Objective 1: In the mailing-list reply below, list every line of code that a minus sign marks for removal.
--- START OF Page extract ---
On Fri, Apr 05, 2013 at 11:57:19AM -0700, Junio C Hamano wrote:
> Petr Baudis <[email protected]> writes:
> >> > - if (defined $opts{STDERR}) {
> >> > - close STDERR;
> >> > - }
> >> > if ($opts{STDERR}) {
> >> > open (STDERR, '>&', $opts{STDERR})
> >
> > I'm sorry, I don't follow. Doesn't this just break the STDERR option
> > altogether as we will try to dup2() over an already open file
> > descriptor? We do need to close STDERR if we are going to reopen it,
> > I think.
>
> When $opts{STDERR} is 2, what the three lines the proposed patch
> removes did is actively wrong, because you dup2 the fd you just
> closed.
Indeed, though $opts{STDERR} == 2 is something weird to do, it is a case
to consider.
> When $opts{STDERR} is 1, it seems to do the right thing with or
> without the "close STDERR" in front. Isn't this because the usual
> "open($fd, <<<anything>>>) closes $fd as necessary" applies to this
> case as well?
I never actually tried that and was always happy to go with perldoc
maxim
To (re)open "STDOUT" or "STDERR" as an in-memory file, close it first:
close STDOUT;
open(STDOUT, ">", \$variable)
--- END OF Page extract ---
--- START OF Input ---
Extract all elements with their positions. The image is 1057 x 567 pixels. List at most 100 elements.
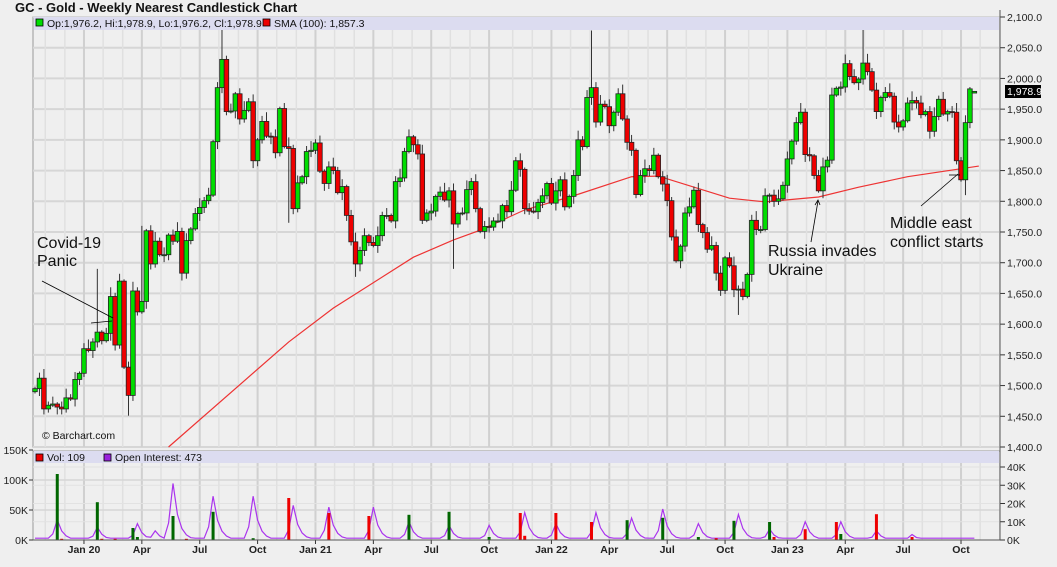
candle-body bbox=[76, 372, 83, 380]
x-tick-label: Jul bbox=[896, 544, 911, 556]
candle-body bbox=[628, 141, 635, 151]
candle-body bbox=[606, 106, 613, 127]
candle-body bbox=[780, 184, 786, 200]
candle bbox=[299, 174, 305, 185]
candle bbox=[290, 144, 296, 215]
candle-body bbox=[277, 108, 283, 154]
candle-body bbox=[664, 183, 670, 202]
candle-body bbox=[281, 108, 288, 148]
volume-bar bbox=[518, 513, 522, 540]
candle-body bbox=[508, 189, 515, 213]
price-tick-label: 1,700.0 bbox=[1007, 258, 1042, 270]
candle-body bbox=[116, 280, 123, 346]
candle-body bbox=[869, 71, 875, 91]
candle-body bbox=[642, 168, 648, 176]
candle-body bbox=[579, 139, 586, 148]
candle-body bbox=[455, 213, 461, 225]
candle bbox=[936, 95, 942, 121]
candle-body bbox=[237, 93, 243, 120]
volume-bar bbox=[55, 474, 59, 540]
candle-body bbox=[704, 232, 710, 250]
candle-body bbox=[855, 78, 862, 84]
candle-body bbox=[895, 121, 902, 128]
candle-body bbox=[473, 181, 479, 210]
volume-bar bbox=[839, 534, 843, 540]
candle-body bbox=[406, 136, 412, 152]
vol-tick-label: 50K bbox=[9, 505, 28, 517]
candle-body bbox=[326, 166, 332, 184]
x-tick-label: Apr bbox=[133, 544, 151, 556]
candle-body bbox=[188, 228, 194, 242]
price-tick-label: 2,000.0 bbox=[1007, 73, 1042, 85]
candle-body bbox=[962, 122, 969, 181]
candle-body bbox=[775, 198, 782, 202]
candle-body bbox=[90, 341, 96, 351]
candle-body bbox=[259, 121, 265, 141]
ohlc-legend: Op:1,976.2, Hi:1,978.9, Lo:1,976.2, Cl:1… bbox=[47, 18, 262, 30]
candle-body bbox=[152, 240, 158, 265]
candle-body bbox=[878, 97, 884, 112]
sma-legend-swatch bbox=[262, 18, 271, 27]
candle-body bbox=[317, 142, 323, 172]
candle-body bbox=[517, 160, 523, 170]
candle-body bbox=[125, 366, 132, 396]
annotation-text: Ukraine bbox=[768, 262, 823, 279]
candle bbox=[566, 194, 572, 209]
candle bbox=[829, 87, 835, 164]
candle-body bbox=[686, 206, 693, 214]
candle-body bbox=[731, 265, 737, 291]
candle-body bbox=[637, 175, 644, 195]
candle bbox=[277, 106, 283, 157]
x-tick-label: Apr bbox=[600, 544, 618, 556]
candle-body bbox=[99, 331, 105, 342]
candle bbox=[593, 82, 599, 128]
candle bbox=[967, 87, 973, 129]
candle-body bbox=[811, 155, 817, 176]
candle-body bbox=[290, 148, 296, 210]
candle-body bbox=[562, 179, 568, 208]
candle-body bbox=[922, 111, 929, 116]
candle-body bbox=[700, 224, 706, 234]
candle-body bbox=[695, 189, 702, 226]
candle-body bbox=[148, 230, 154, 265]
candle bbox=[348, 209, 354, 246]
candle bbox=[802, 108, 808, 162]
candle-body bbox=[174, 230, 181, 242]
annotation-text: Russia invades bbox=[768, 243, 877, 260]
sma-legend: SMA (100): 1,857.3 bbox=[274, 18, 365, 30]
price-tick-label: 1,950.0 bbox=[1007, 104, 1042, 116]
candle bbox=[210, 139, 216, 197]
candle-body bbox=[85, 348, 92, 351]
candle-body bbox=[504, 205, 510, 213]
candle-body bbox=[50, 403, 56, 406]
candle bbox=[179, 227, 185, 281]
candle-body bbox=[459, 212, 466, 215]
candle-body bbox=[660, 176, 666, 185]
candle-body bbox=[611, 111, 617, 127]
candle-body bbox=[691, 189, 697, 208]
candle-body bbox=[842, 63, 848, 88]
x-tick-label: Jul bbox=[192, 544, 207, 556]
vol-tick-label: 150K bbox=[3, 445, 28, 457]
candle-body bbox=[597, 103, 604, 123]
x-tick-label: Oct bbox=[249, 544, 267, 556]
vol-tick-label: 0K bbox=[15, 535, 28, 547]
candle-body bbox=[499, 205, 506, 222]
oi-legend-swatch bbox=[103, 453, 112, 462]
candle-body bbox=[197, 207, 203, 214]
candle-body bbox=[513, 160, 519, 191]
candle-body bbox=[793, 122, 799, 142]
candle-body bbox=[45, 404, 52, 410]
candle-body bbox=[757, 229, 764, 231]
candle bbox=[584, 90, 590, 149]
candle bbox=[343, 184, 350, 221]
x-tick-label: Jul bbox=[424, 544, 439, 556]
oi-tick-label: 40K bbox=[1007, 462, 1026, 474]
candle-body bbox=[428, 210, 434, 214]
candle-body bbox=[651, 154, 657, 171]
candle-body bbox=[201, 200, 207, 208]
candle-body bbox=[522, 168, 528, 210]
candle-body bbox=[161, 254, 167, 257]
price-tick-label: 1,900.0 bbox=[1007, 135, 1042, 147]
candle-body bbox=[744, 273, 751, 297]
--- END OF Input ---
Objective 2: Pull out each line of the records above that contains the string "text".

Answer 1:
- if (defined $opts{STDERR}) {
- close STDERR;
- }

Answer 2:
annotation-text: Ukraine bbox=[768, 262, 823, 279]
annotation-text: Russia invades bbox=[768, 243, 877, 260]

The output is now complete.